## Begin EXERCISE DATA

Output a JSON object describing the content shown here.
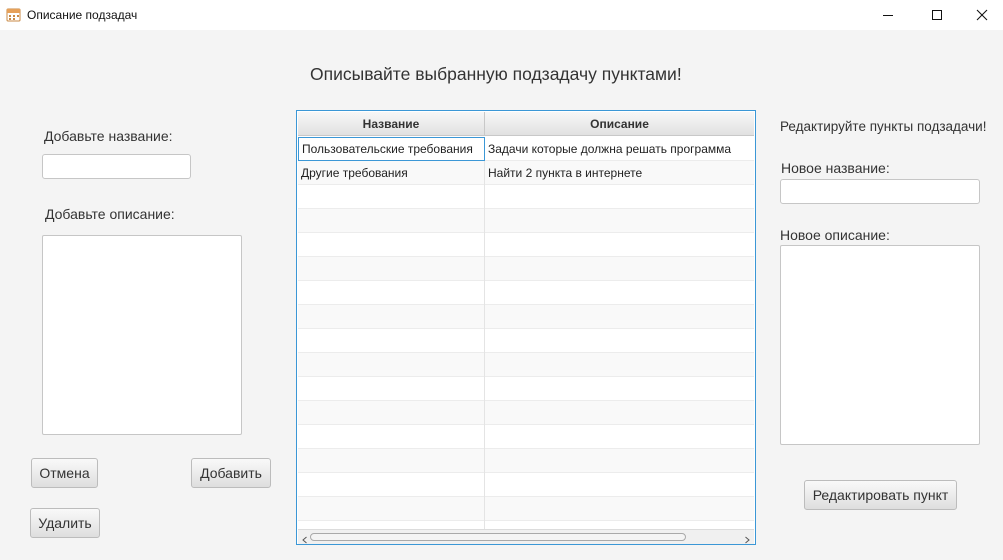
{
  "window": {
    "title": "Описание подзадач"
  },
  "heading": "Описывайте выбранную подзадачу пунктами!",
  "left_panel": {
    "name_label": "Добавьте название:",
    "name_value": "",
    "desc_label": "Добавьте описание:",
    "desc_value": "",
    "cancel_button": "Отмена",
    "add_button": "Добавить",
    "delete_button": "Удалить"
  },
  "table": {
    "columns": [
      "Название",
      "Описание"
    ],
    "rows": [
      {
        "name": "Пользовательские требования",
        "description": "Задачи которые должна решать программа"
      },
      {
        "name": "Другие требования",
        "description": "Найти 2 пункта в интернете"
      }
    ]
  },
  "right_panel": {
    "title": "Редактируйте пункты подзадачи!",
    "name_label": "Новое название:",
    "name_value": "",
    "desc_label": "Новое описание:",
    "desc_value": "",
    "edit_button": "Редактировать пункт"
  },
  "colors": {
    "accent": "#3b97d6",
    "background": "#f4f4f4"
  }
}
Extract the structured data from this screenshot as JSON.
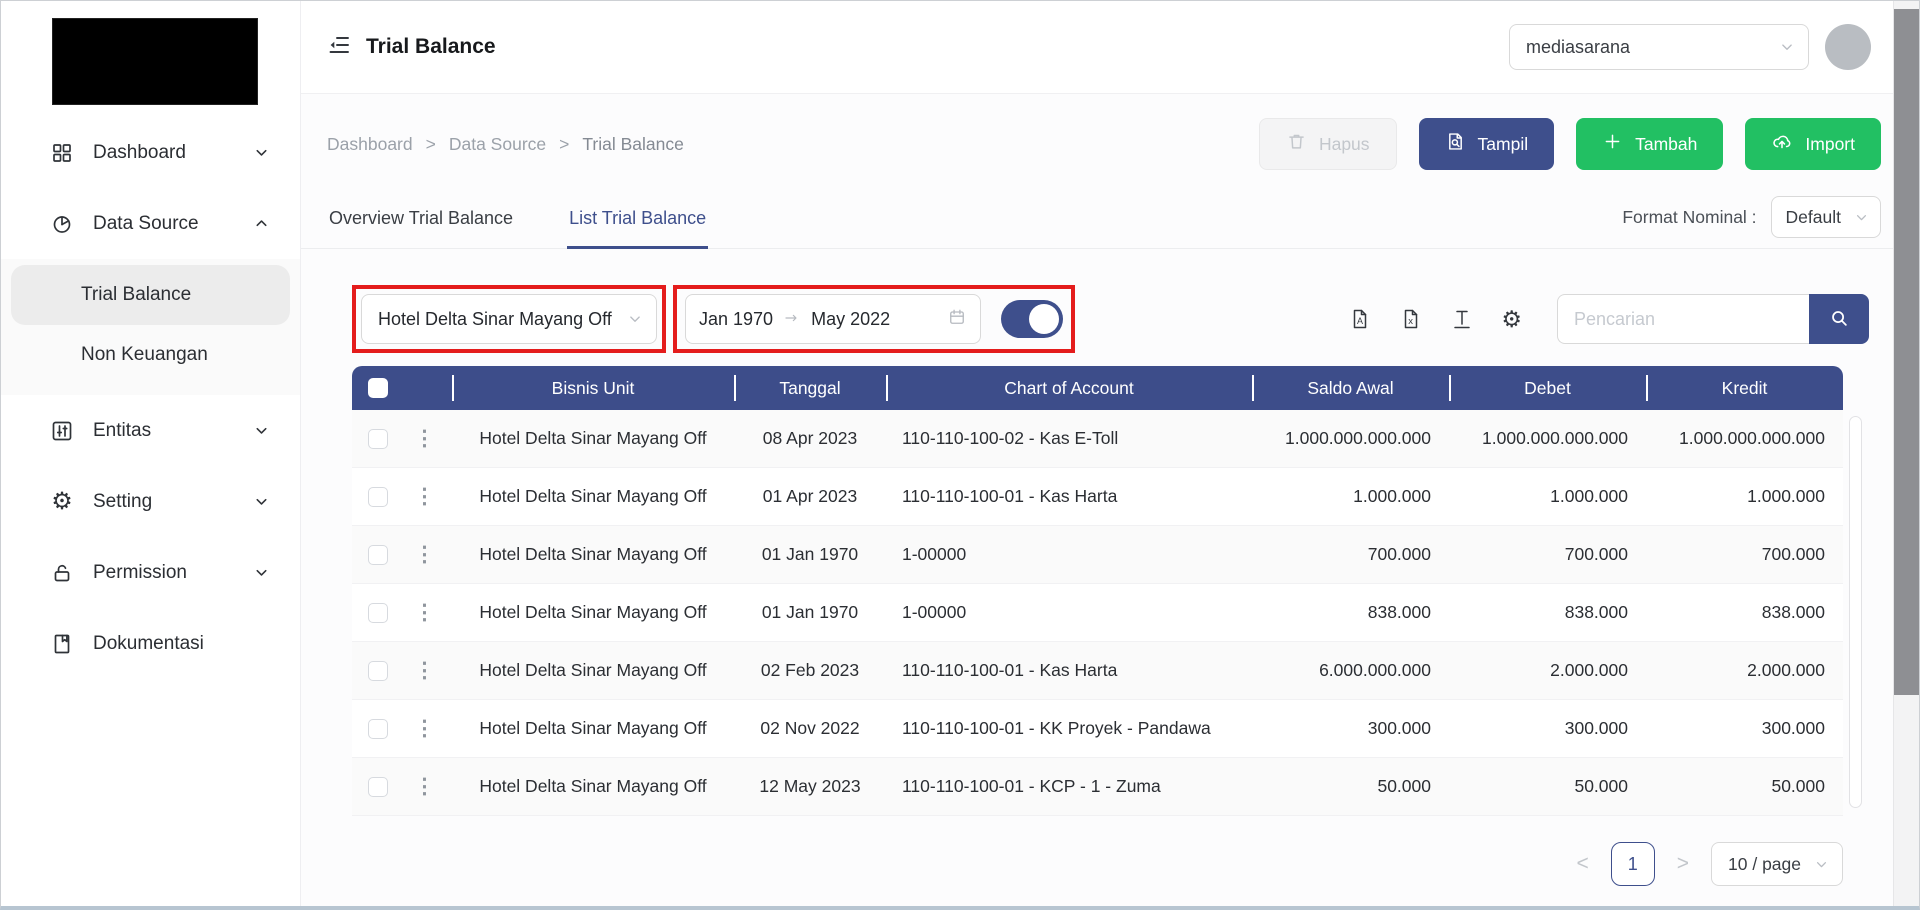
{
  "colors": {
    "indigo": "#3e4f8c",
    "table_header": "#3d4d8a",
    "green": "#22c063",
    "annotation_red": "#e41c1c"
  },
  "topbar": {
    "title": "Trial Balance",
    "workspace": "mediasarana"
  },
  "sidebar": {
    "items": [
      {
        "label": "Dashboard"
      },
      {
        "label": "Data Source"
      },
      {
        "label": "Entitas"
      },
      {
        "label": "Setting"
      },
      {
        "label": "Permission"
      },
      {
        "label": "Dokumentasi"
      }
    ],
    "submenu": [
      {
        "label": "Trial Balance"
      },
      {
        "label": "Non Keuangan"
      }
    ]
  },
  "breadcrumb": {
    "items": [
      "Dashboard",
      "Data Source",
      "Trial Balance"
    ],
    "separator": ">"
  },
  "toolbar": {
    "hapus": "Hapus",
    "tampil": "Tampil",
    "tambah": "Tambah",
    "import": "Import"
  },
  "tabs": {
    "overview": "Overview Trial Balance",
    "list": "List Trial Balance"
  },
  "format_nominal": {
    "label": "Format Nominal :",
    "value": "Default"
  },
  "filters": {
    "business_unit": "Hotel Delta Sinar Mayang Off",
    "date_start": "Jan 1970",
    "date_end": "May 2022",
    "toggle_on": true
  },
  "search": {
    "placeholder": "Pencarian"
  },
  "icons": {
    "kebab": "⋮",
    "gear": "⚙"
  },
  "table": {
    "columns": [
      "Bisnis Unit",
      "Tanggal",
      "Chart of Account",
      "Saldo Awal",
      "Debet",
      "Kredit"
    ],
    "rows": [
      {
        "unit": "Hotel Delta Sinar Mayang Off",
        "date": "08 Apr 2023",
        "coa": "110-110-100-02 - Kas E-Toll",
        "saldo": "1.000.000.000.000",
        "debet": "1.000.000.000.000",
        "kredit": "1.000.000.000.000"
      },
      {
        "unit": "Hotel Delta Sinar Mayang Off",
        "date": "01 Apr 2023",
        "coa": "110-110-100-01 - Kas Harta",
        "saldo": "1.000.000",
        "debet": "1.000.000",
        "kredit": "1.000.000"
      },
      {
        "unit": "Hotel Delta Sinar Mayang Off",
        "date": "01 Jan 1970",
        "coa": "1-00000",
        "saldo": "700.000",
        "debet": "700.000",
        "kredit": "700.000"
      },
      {
        "unit": "Hotel Delta Sinar Mayang Off",
        "date": "01 Jan 1970",
        "coa": "1-00000",
        "saldo": "838.000",
        "debet": "838.000",
        "kredit": "838.000"
      },
      {
        "unit": "Hotel Delta Sinar Mayang Off",
        "date": "02 Feb 2023",
        "coa": "110-110-100-01 - Kas Harta",
        "saldo": "6.000.000.000",
        "debet": "2.000.000",
        "kredit": "2.000.000"
      },
      {
        "unit": "Hotel Delta Sinar Mayang Off",
        "date": "02 Nov 2022",
        "coa": "110-110-100-01 - KK Proyek - Pandawa",
        "saldo": "300.000",
        "debet": "300.000",
        "kredit": "300.000"
      },
      {
        "unit": "Hotel Delta Sinar Mayang Off",
        "date": "12 May 2023",
        "coa": "110-110-100-01 - KCP - 1 - Zuma",
        "saldo": "50.000",
        "debet": "50.000",
        "kredit": "50.000"
      }
    ]
  },
  "pagination": {
    "prev": "<",
    "page": "1",
    "next": ">",
    "size": "10 / page"
  }
}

## End EXERCISE DATA

■ PROBLEM REQUIREMENTS
Retype everything in the material word for word, minus pictures.

■ FINISHED ANSWER
Output a JSON object describing the content shown here.
{
  "window": {
    "title": "Описание подзадач"
  },
  "heading": "Описывайте выбранную подзадачу пунктами!",
  "left_panel": {
    "name_label": "Добавьте название:",
    "name_value": "",
    "desc_label": "Добавьте описание:",
    "desc_value": "",
    "cancel_button": "Отмена",
    "add_button": "Добавить",
    "delete_button": "Удалить"
  },
  "table": {
    "columns": [
      "Название",
      "Описание"
    ],
    "rows": [
      {
        "name": "Пользовательские требования",
        "description": "Задачи которые должна решать программа"
      },
      {
        "name": "Другие требования",
        "description": "Найти 2 пункта в интернете"
      }
    ]
  },
  "right_panel": {
    "title": "Редактируйте пункты подзадачи!",
    "name_label": "Новое название:",
    "name_value": "",
    "desc_label": "Новое описание:",
    "desc_value": "",
    "edit_button": "Редактировать пункт"
  },
  "colors": {
    "accent": "#3b97d6",
    "background": "#f4f4f4"
  }
}
Extract the structured data from this screenshot as JSON.
{
  "colors": {
    "indigo": "#3e4f8c",
    "table_header": "#3d4d8a",
    "green": "#22c063",
    "annotation_red": "#e41c1c"
  },
  "topbar": {
    "title": "Trial Balance",
    "workspace": "mediasarana"
  },
  "sidebar": {
    "items": [
      {
        "label": "Dashboard"
      },
      {
        "label": "Data Source"
      },
      {
        "label": "Entitas"
      },
      {
        "label": "Setting"
      },
      {
        "label": "Permission"
      },
      {
        "label": "Dokumentasi"
      }
    ],
    "submenu": [
      {
        "label": "Trial Balance"
      },
      {
        "label": "Non Keuangan"
      }
    ]
  },
  "breadcrumb": {
    "items": [
      "Dashboard",
      "Data Source",
      "Trial Balance"
    ],
    "separator": ">"
  },
  "toolbar": {
    "hapus": "Hapus",
    "tampil": "Tampil",
    "tambah": "Tambah",
    "import": "Import"
  },
  "tabs": {
    "overview": "Overview Trial Balance",
    "list": "List Trial Balance"
  },
  "format_nominal": {
    "label": "Format Nominal :",
    "value": "Default"
  },
  "filters": {
    "business_unit": "Hotel Delta Sinar Mayang Off",
    "date_start": "Jan 1970",
    "date_end": "May 2022",
    "toggle_on": true
  },
  "search": {
    "placeholder": "Pencarian"
  },
  "icons": {
    "kebab": "⋮",
    "gear": "⚙"
  },
  "table": {
    "columns": [
      "Bisnis Unit",
      "Tanggal",
      "Chart of Account",
      "Saldo Awal",
      "Debet",
      "Kredit"
    ],
    "rows": [
      {
        "unit": "Hotel Delta Sinar Mayang Off",
        "date": "08 Apr 2023",
        "coa": "110-110-100-02 - Kas E-Toll",
        "saldo": "1.000.000.000.000",
        "debet": "1.000.000.000.000",
        "kredit": "1.000.000.000.000"
      },
      {
        "unit": "Hotel Delta Sinar Mayang Off",
        "date": "01 Apr 2023",
        "coa": "110-110-100-01 - Kas Harta",
        "saldo": "1.000.000",
        "debet": "1.000.000",
        "kredit": "1.000.000"
      },
      {
        "unit": "Hotel Delta Sinar Mayang Off",
        "date": "01 Jan 1970",
        "coa": "1-00000",
        "saldo": "700.000",
        "debet": "700.000",
        "kredit": "700.000"
      },
      {
        "unit": "Hotel Delta Sinar Mayang Off",
        "date": "01 Jan 1970",
        "coa": "1-00000",
        "saldo": "838.000",
        "debet": "838.000",
        "kredit": "838.000"
      },
      {
        "unit": "Hotel Delta Sinar Mayang Off",
        "date": "02 Feb 2023",
        "coa": "110-110-100-01 - Kas Harta",
        "saldo": "6.000.000.000",
        "debet": "2.000.000",
        "kredit": "2.000.000"
      },
      {
        "unit": "Hotel Delta Sinar Mayang Off",
        "date": "02 Nov 2022",
        "coa": "110-110-100-01 - KK Proyek - Pandawa",
        "saldo": "300.000",
        "debet": "300.000",
        "kredit": "300.000"
      },
      {
        "unit": "Hotel Delta Sinar Mayang Off",
        "date": "12 May 2023",
        "coa": "110-110-100-01 - KCP - 1 - Zuma",
        "saldo": "50.000",
        "debet": "50.000",
        "kredit": "50.000"
      }
    ]
  },
  "pagination": {
    "prev": "<",
    "page": "1",
    "next": ">",
    "size": "10 / page"
  }
}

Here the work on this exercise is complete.